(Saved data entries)
····················

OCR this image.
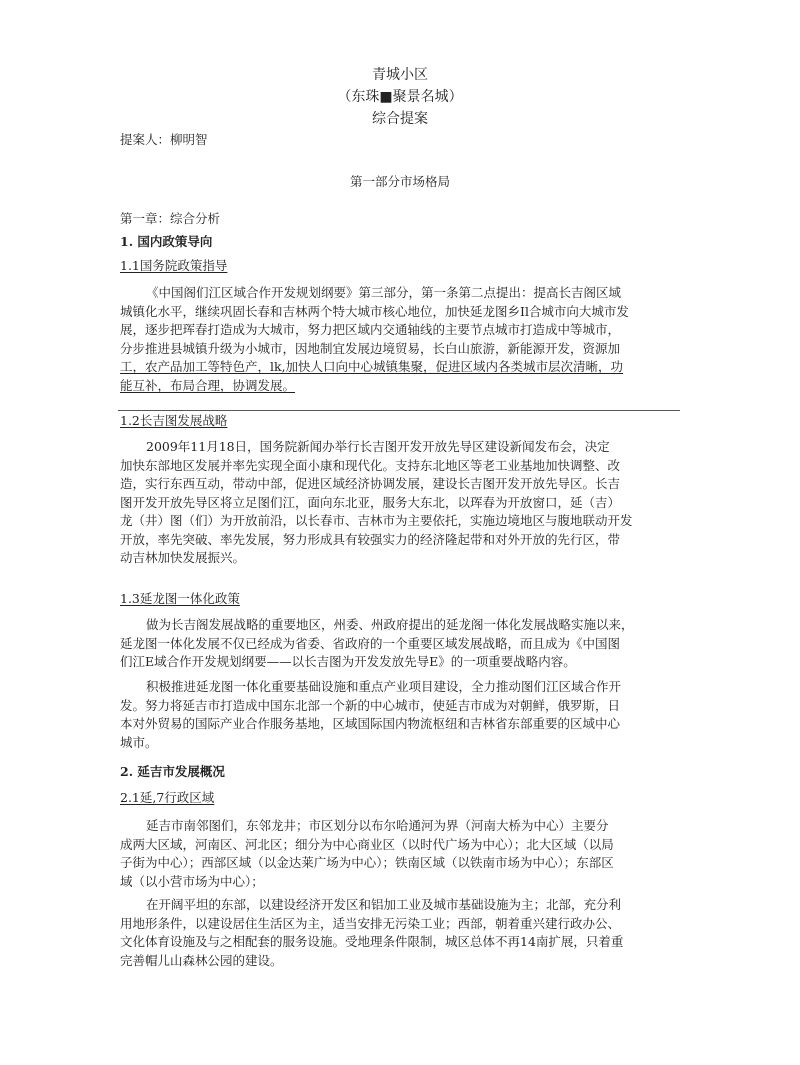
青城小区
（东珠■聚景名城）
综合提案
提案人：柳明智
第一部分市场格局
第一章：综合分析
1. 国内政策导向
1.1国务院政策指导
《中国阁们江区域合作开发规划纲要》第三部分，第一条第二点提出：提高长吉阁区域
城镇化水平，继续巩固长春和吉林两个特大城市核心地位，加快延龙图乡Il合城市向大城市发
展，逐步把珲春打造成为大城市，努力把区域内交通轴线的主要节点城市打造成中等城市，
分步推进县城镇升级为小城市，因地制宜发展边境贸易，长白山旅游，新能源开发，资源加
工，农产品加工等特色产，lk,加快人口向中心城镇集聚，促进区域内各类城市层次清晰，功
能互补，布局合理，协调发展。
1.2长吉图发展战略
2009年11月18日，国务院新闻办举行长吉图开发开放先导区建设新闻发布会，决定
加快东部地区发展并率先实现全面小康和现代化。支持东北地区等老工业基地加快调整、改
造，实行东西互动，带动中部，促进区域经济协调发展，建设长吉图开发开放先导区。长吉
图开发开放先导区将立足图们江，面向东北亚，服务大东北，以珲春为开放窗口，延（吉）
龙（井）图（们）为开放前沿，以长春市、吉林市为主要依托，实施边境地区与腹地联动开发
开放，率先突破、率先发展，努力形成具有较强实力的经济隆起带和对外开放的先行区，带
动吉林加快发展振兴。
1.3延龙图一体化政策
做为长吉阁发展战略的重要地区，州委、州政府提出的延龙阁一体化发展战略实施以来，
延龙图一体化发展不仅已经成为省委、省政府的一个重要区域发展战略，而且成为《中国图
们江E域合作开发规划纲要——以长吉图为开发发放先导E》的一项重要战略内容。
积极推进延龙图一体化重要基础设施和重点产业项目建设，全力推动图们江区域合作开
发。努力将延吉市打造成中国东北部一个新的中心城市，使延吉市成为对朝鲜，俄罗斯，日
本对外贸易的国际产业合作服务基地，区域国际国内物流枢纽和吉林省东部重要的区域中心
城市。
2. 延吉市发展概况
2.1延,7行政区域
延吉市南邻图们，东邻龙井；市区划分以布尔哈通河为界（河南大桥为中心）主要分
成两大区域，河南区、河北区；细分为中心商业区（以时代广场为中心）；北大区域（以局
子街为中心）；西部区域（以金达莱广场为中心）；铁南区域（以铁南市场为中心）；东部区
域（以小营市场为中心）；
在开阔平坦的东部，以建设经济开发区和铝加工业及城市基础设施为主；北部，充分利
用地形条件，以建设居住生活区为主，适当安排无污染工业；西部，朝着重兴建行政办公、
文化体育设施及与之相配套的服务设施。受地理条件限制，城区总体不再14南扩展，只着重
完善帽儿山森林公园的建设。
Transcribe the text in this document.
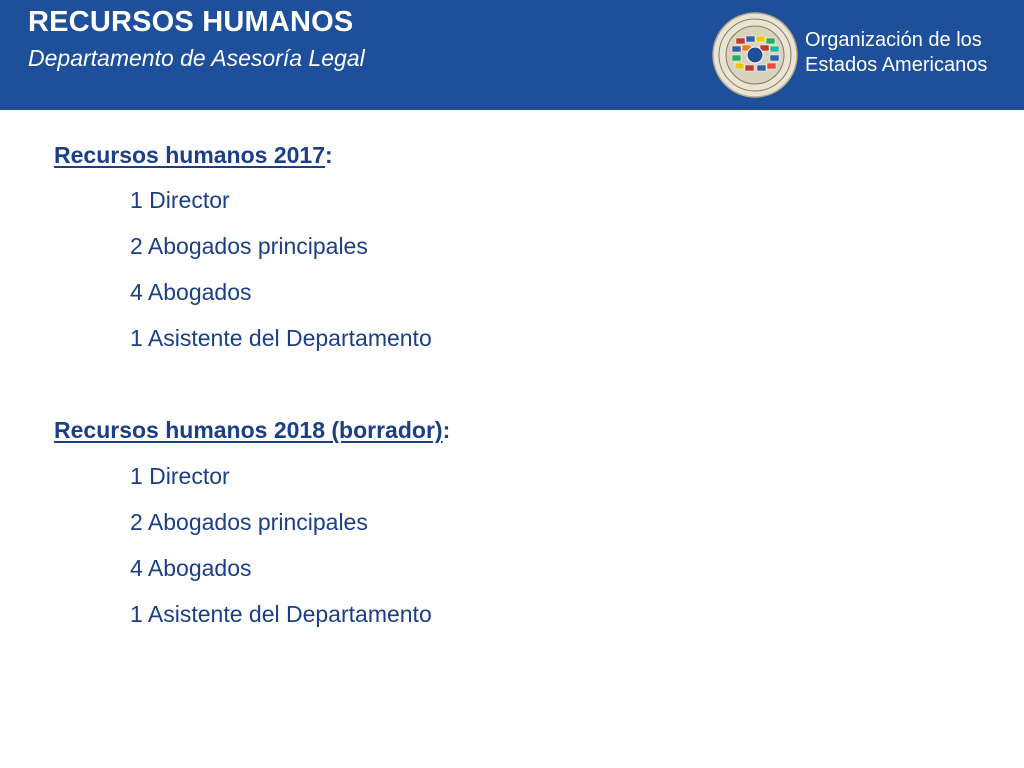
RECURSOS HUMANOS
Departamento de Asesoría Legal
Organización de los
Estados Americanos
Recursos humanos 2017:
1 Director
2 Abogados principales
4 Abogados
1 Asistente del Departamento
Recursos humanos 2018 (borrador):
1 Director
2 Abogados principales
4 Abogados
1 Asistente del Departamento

····················

• _Written instruction_
Except for the pictures, print the data above exactly.

• _Solution to this problem_
OCR this image.
青城小区
（东珠■聚景名城）
综合提案
提案人：柳明智
第一部分市场格局
第一章：综合分析
1. 国内政策导向
1.1国务院政策指导
《中国阁们江区域合作开发规划纲要》第三部分，第一条第二点提出：提高长吉阁区域
城镇化水平，继续巩固长春和吉林两个特大城市核心地位，加快延龙图乡Il合城市向大城市发
展，逐步把珲春打造成为大城市，努力把区域内交通轴线的主要节点城市打造成中等城市，
分步推进县城镇升级为小城市，因地制宜发展边境贸易，长白山旅游，新能源开发，资源加
工，农产品加工等特色产，lk,加快人口向中心城镇集聚，促进区域内各类城市层次清晰，功
能互补，布局合理，协调发展。
1.2长吉图发展战略
2009年11月18日，国务院新闻办举行长吉图开发开放先导区建设新闻发布会，决定
加快东部地区发展并率先实现全面小康和现代化。支持东北地区等老工业基地加快调整、改
造，实行东西互动，带动中部，促进区域经济协调发展，建设长吉图开发开放先导区。长吉
图开发开放先导区将立足图们江，面向东北亚，服务大东北，以珲春为开放窗口，延（吉）
龙（井）图（们）为开放前沿，以长春市、吉林市为主要依托，实施边境地区与腹地联动开发
开放，率先突破、率先发展，努力形成具有较强实力的经济隆起带和对外开放的先行区，带
动吉林加快发展振兴。
1.3延龙图一体化政策
做为长吉阁发展战略的重要地区，州委、州政府提出的延龙阁一体化发展战略实施以来，
延龙图一体化发展不仅已经成为省委、省政府的一个重要区域发展战略，而且成为《中国图
们江E域合作开发规划纲要——以长吉图为开发发放先导E》的一项重要战略内容。
积极推进延龙图一体化重要基础设施和重点产业项目建设，全力推动图们江区域合作开
发。努力将延吉市打造成中国东北部一个新的中心城市，使延吉市成为对朝鲜，俄罗斯，日
本对外贸易的国际产业合作服务基地，区域国际国内物流枢纽和吉林省东部重要的区域中心
城市。
2. 延吉市发展概况
2.1延,7行政区域
延吉市南邻图们，东邻龙井；市区划分以布尔哈通河为界（河南大桥为中心）主要分
成两大区域，河南区、河北区；细分为中心商业区（以时代广场为中心）；北大区域（以局
子街为中心）；西部区域（以金达莱广场为中心）；铁南区域（以铁南市场为中心）；东部区
域（以小营市场为中心）；
在开阔平坦的东部，以建设经济开发区和铝加工业及城市基础设施为主；北部，充分利
用地形条件，以建设居住生活区为主，适当安排无污染工业；西部，朝着重兴建行政办公、
文化体育设施及与之相配套的服务设施。受地理条件限制，城区总体不再14南扩展，只着重
完善帽儿山森林公园的建设。
Transcribe the text in this document.
RECURSOS HUMANOS
Departamento de Asesoría Legal
Organización de los
Estados Americanos
Recursos humanos 2017:
1 Director
2 Abogados principales
4 Abogados
1 Asistente del Departamento
Recursos humanos 2018 (borrador):
1 Director
2 Abogados principales
4 Abogados
1 Asistente del Departamento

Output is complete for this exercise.